▼▼▼

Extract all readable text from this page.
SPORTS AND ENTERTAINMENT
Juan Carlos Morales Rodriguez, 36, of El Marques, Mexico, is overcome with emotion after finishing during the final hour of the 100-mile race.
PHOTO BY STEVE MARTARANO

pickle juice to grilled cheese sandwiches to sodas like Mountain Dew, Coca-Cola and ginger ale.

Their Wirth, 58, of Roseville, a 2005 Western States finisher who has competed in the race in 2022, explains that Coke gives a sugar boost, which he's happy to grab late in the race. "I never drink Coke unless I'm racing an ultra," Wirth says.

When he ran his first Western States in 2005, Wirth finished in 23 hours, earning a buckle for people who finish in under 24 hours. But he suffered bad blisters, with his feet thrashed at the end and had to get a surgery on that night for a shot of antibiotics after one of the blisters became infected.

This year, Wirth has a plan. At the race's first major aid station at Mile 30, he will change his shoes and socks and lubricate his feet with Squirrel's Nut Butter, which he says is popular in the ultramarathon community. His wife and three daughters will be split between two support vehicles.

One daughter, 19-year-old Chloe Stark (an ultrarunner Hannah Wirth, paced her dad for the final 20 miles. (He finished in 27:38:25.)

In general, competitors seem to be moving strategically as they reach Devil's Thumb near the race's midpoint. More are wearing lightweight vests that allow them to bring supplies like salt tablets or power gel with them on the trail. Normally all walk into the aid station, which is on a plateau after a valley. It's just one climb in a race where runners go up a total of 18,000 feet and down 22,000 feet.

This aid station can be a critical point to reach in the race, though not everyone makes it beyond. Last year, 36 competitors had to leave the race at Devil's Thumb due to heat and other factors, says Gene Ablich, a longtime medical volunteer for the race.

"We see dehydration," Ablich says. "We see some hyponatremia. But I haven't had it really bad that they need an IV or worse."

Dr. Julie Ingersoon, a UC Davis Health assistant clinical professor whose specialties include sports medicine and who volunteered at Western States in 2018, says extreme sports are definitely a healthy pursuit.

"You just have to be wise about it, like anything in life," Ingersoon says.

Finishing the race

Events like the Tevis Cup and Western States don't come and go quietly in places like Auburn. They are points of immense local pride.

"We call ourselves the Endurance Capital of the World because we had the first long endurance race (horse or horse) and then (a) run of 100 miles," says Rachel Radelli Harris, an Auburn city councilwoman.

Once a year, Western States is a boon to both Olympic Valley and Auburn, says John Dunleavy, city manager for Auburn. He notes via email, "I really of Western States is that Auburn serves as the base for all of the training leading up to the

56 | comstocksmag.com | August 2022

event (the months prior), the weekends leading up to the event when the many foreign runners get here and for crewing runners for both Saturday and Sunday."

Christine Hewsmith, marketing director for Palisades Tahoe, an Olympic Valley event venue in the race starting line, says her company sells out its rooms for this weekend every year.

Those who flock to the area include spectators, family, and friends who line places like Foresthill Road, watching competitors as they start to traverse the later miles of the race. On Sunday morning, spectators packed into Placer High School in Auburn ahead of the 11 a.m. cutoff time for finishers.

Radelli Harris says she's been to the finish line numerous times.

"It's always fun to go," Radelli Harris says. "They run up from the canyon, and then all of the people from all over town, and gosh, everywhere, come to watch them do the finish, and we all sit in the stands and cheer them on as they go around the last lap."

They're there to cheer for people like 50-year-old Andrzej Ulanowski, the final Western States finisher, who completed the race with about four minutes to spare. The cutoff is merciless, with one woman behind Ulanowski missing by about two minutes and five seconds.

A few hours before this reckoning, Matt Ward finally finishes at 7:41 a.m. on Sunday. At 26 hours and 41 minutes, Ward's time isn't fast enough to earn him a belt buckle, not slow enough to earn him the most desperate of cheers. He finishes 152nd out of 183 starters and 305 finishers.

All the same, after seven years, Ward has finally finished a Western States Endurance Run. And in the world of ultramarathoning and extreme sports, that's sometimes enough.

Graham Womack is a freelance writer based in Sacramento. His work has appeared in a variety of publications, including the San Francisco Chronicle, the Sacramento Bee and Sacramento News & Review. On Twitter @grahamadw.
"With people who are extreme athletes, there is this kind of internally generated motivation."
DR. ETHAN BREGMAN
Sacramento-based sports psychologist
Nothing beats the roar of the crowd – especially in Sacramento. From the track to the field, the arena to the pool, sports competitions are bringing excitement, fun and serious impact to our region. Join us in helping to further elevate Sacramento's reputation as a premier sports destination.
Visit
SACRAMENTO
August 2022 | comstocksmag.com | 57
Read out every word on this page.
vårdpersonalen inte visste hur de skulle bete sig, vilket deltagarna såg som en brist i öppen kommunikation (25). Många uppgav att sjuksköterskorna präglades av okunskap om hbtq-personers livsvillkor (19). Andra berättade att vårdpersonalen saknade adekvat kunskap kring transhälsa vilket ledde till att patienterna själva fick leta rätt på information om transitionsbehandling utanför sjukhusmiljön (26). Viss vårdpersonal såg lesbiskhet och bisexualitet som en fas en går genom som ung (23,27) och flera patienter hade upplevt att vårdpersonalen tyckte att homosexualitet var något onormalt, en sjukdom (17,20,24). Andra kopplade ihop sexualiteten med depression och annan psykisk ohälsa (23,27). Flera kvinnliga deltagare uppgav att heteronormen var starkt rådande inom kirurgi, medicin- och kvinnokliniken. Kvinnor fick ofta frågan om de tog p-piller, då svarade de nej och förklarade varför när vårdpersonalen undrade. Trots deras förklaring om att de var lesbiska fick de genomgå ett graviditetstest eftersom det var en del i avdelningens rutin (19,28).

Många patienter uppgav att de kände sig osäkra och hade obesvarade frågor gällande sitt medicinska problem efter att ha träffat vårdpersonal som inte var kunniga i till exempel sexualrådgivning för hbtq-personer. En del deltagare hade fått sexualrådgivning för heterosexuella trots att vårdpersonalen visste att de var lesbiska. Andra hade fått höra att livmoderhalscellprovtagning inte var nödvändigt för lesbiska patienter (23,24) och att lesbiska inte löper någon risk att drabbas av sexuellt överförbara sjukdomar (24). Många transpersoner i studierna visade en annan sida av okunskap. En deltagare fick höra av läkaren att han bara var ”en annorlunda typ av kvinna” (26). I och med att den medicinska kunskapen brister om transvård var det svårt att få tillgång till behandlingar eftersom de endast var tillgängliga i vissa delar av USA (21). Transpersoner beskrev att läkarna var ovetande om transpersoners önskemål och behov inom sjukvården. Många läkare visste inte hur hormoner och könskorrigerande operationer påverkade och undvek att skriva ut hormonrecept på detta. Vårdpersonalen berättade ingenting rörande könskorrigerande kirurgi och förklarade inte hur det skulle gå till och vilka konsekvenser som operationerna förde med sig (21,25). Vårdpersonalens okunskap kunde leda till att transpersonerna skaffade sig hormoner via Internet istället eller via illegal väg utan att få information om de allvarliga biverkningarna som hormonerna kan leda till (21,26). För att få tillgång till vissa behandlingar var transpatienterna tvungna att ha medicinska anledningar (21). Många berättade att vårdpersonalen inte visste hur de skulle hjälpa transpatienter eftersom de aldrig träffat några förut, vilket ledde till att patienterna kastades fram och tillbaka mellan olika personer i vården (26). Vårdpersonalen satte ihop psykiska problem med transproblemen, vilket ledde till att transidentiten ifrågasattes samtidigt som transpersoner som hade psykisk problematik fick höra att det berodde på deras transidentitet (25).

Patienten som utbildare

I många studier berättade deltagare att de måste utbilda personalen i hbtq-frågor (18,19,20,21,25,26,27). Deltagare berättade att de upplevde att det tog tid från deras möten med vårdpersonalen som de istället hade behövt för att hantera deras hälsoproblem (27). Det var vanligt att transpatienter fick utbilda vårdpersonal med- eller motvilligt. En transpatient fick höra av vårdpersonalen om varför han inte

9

▲▲▲

● Required work:
Lines from the entries that contain the string "page" are what must be copied.

● Output of the exercise:
Extract all readable text from this page.
Read out every word on this page.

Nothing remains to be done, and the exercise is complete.